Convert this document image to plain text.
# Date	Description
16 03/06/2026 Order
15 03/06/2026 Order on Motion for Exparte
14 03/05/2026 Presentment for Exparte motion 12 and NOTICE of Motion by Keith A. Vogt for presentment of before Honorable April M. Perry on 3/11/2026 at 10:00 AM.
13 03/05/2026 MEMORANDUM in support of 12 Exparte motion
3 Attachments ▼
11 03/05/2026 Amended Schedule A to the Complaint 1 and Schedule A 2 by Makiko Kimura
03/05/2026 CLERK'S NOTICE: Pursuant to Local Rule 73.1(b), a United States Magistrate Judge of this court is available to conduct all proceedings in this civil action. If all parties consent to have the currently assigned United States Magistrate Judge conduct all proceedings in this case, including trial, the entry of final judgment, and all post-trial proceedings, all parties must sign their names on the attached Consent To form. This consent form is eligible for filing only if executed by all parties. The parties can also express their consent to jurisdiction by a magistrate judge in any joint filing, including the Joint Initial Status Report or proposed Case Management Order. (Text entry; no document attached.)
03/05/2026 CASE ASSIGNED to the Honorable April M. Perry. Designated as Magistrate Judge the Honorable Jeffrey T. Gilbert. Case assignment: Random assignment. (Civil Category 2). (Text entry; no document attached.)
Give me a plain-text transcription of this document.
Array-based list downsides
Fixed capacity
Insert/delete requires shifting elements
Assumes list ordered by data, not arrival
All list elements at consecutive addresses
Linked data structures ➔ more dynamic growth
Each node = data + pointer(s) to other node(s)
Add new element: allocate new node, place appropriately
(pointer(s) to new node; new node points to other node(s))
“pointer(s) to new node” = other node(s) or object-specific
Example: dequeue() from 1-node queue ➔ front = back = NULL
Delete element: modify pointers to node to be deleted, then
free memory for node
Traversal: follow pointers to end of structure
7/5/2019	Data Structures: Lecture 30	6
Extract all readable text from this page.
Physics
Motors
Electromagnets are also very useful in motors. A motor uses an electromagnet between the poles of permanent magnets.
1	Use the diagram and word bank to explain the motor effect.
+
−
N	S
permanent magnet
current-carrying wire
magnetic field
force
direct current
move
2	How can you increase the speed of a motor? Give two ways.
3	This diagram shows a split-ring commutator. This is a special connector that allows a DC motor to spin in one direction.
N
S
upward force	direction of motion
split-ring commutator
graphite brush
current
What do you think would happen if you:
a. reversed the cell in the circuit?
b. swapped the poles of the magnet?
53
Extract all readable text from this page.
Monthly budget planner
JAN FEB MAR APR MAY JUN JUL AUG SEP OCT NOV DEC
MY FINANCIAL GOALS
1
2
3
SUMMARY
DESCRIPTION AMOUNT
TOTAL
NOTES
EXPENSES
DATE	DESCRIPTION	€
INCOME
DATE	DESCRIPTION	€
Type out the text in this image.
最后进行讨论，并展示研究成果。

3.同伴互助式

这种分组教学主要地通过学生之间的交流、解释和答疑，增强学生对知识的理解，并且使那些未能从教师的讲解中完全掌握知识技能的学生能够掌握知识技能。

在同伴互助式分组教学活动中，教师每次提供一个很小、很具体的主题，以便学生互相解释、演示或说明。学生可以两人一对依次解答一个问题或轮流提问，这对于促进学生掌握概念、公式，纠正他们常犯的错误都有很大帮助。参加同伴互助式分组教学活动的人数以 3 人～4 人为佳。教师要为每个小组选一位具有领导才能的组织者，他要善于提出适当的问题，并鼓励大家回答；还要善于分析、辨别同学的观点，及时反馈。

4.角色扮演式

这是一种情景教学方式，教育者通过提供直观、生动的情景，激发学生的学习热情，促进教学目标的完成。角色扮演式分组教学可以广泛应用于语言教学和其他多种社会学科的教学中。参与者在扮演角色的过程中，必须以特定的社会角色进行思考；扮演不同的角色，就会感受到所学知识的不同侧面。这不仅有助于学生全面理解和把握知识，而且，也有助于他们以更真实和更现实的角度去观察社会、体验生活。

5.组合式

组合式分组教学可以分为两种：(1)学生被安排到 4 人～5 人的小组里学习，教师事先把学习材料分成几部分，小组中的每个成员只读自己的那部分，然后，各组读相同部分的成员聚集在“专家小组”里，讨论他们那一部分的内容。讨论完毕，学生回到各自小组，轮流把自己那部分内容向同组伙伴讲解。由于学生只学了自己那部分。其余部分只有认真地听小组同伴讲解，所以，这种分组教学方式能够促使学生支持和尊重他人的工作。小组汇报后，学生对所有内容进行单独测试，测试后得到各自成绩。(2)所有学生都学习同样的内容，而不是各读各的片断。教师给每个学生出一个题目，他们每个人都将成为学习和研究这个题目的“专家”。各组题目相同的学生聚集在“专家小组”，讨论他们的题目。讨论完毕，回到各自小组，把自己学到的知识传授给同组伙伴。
********************
_Description of the task_. Output the full listing exactly as it stands.

_Result of this exercise_.
Convert this document image to plain text.
# Date	Description
16 03/06/2026 Order
15 03/06/2026 Order on Motion for Exparte
14 03/05/2026 Presentment for Exparte motion 12 and NOTICE of Motion by Keith A. Vogt for presentment of before Honorable April M. Perry on 3/11/2026 at 10:00 AM.
13 03/05/2026 MEMORANDUM in support of 12 Exparte motion
3 Attachments ▼
11 03/05/2026 Amended Schedule A to the Complaint 1 and Schedule A 2 by Makiko Kimura
03/05/2026 CLERK'S NOTICE: Pursuant to Local Rule 73.1(b), a United States Magistrate Judge of this court is available to conduct all proceedings in this civil action. If all parties consent to have the currently assigned United States Magistrate Judge conduct all proceedings in this case, including trial, the entry of final judgment, and all post-trial proceedings, all parties must sign their names on the attached Consent To form. This consent form is eligible for filing only if executed by all parties. The parties can also express their consent to jurisdiction by a magistrate judge in any joint filing, including the Joint Initial Status Report or proposed Case Management Order. (Text entry; no document attached.)
03/05/2026 CASE ASSIGNED to the Honorable April M. Perry. Designated as Magistrate Judge the Honorable Jeffrey T. Gilbert. Case assignment: Random assignment. (Civil Category 2). (Text entry; no document attached.)
Give me a plain-text transcription of this document.
Array-based list downsides
Fixed capacity
Insert/delete requires shifting elements
Assumes list ordered by data, not arrival
All list elements at consecutive addresses
Linked data structures ➔ more dynamic growth
Each node = data + pointer(s) to other node(s)
Add new element: allocate new node, place appropriately
(pointer(s) to new node; new node points to other node(s))
“pointer(s) to new node” = other node(s) or object-specific
Example: dequeue() from 1-node queue ➔ front = back = NULL
Delete element: modify pointers to node to be deleted, then
free memory for node
Traversal: follow pointers to end of structure
7/5/2019	Data Structures: Lecture 30	6
Extract all readable text from this page.
Physics
Motors
Electromagnets are also very useful in motors. A motor uses an electromagnet between the poles of permanent magnets.
1	Use the diagram and word bank to explain the motor effect.
+
−
N	S
permanent magnet
current-carrying wire
magnetic field
force
direct current
move
2	How can you increase the speed of a motor? Give two ways.
3	This diagram shows a split-ring commutator. This is a special connector that allows a DC motor to spin in one direction.
N
S
upward force	direction of motion
split-ring commutator
graphite brush
current
What do you think would happen if you:
a. reversed the cell in the circuit?
b. swapped the poles of the magnet?
53
Extract all readable text from this page.
Monthly budget planner
JAN FEB MAR APR MAY JUN JUL AUG SEP OCT NOV DEC
MY FINANCIAL GOALS
1
2
3
SUMMARY
DESCRIPTION AMOUNT
TOTAL
NOTES
EXPENSES
DATE	DESCRIPTION	€
INCOME
DATE	DESCRIPTION	€
Type out the text in this image.
最后进行讨论，并展示研究成果。

3.同伴互助式

这种分组教学主要地通过学生之间的交流、解释和答疑，增强学生对知识的理解，并且使那些未能从教师的讲解中完全掌握知识技能的学生能够掌握知识技能。

在同伴互助式分组教学活动中，教师每次提供一个很小、很具体的主题，以便学生互相解释、演示或说明。学生可以两人一对依次解答一个问题或轮流提问，这对于促进学生掌握概念、公式，纠正他们常犯的错误都有很大帮助。参加同伴互助式分组教学活动的人数以 3 人～4 人为佳。教师要为每个小组选一位具有领导才能的组织者，他要善于提出适当的问题，并鼓励大家回答；还要善于分析、辨别同学的观点，及时反馈。

4.角色扮演式

这是一种情景教学方式，教育者通过提供直观、生动的情景，激发学生的学习热情，促进教学目标的完成。角色扮演式分组教学可以广泛应用于语言教学和其他多种社会学科的教学中。参与者在扮演角色的过程中，必须以特定的社会角色进行思考；扮演不同的角色，就会感受到所学知识的不同侧面。这不仅有助于学生全面理解和把握知识，而且，也有助于他们以更真实和更现实的角度去观察社会、体验生活。

5.组合式

组合式分组教学可以分为两种：(1)学生被安排到 4 人～5 人的小组里学习，教师事先把学习材料分成几部分，小组中的每个成员只读自己的那部分，然后，各组读相同部分的成员聚集在“专家小组”里，讨论他们那一部分的内容。讨论完毕，学生回到各自小组，轮流把自己那部分内容向同组伙伴讲解。由于学生只学了自己那部分。其余部分只有认真地听小组同伴讲解，所以，这种分组教学方式能够促使学生支持和尊重他人的工作。小组汇报后，学生对所有内容进行单独测试，测试后得到各自成绩。(2)所有学生都学习同样的内容，而不是各读各的片断。教师给每个学生出一个题目，他们每个人都将成为学习和研究这个题目的“专家”。各组题目相同的学生聚集在“专家小组”，讨论他们的题目。讨论完毕，回到各自小组，把自己学到的知识传授给同组伙伴。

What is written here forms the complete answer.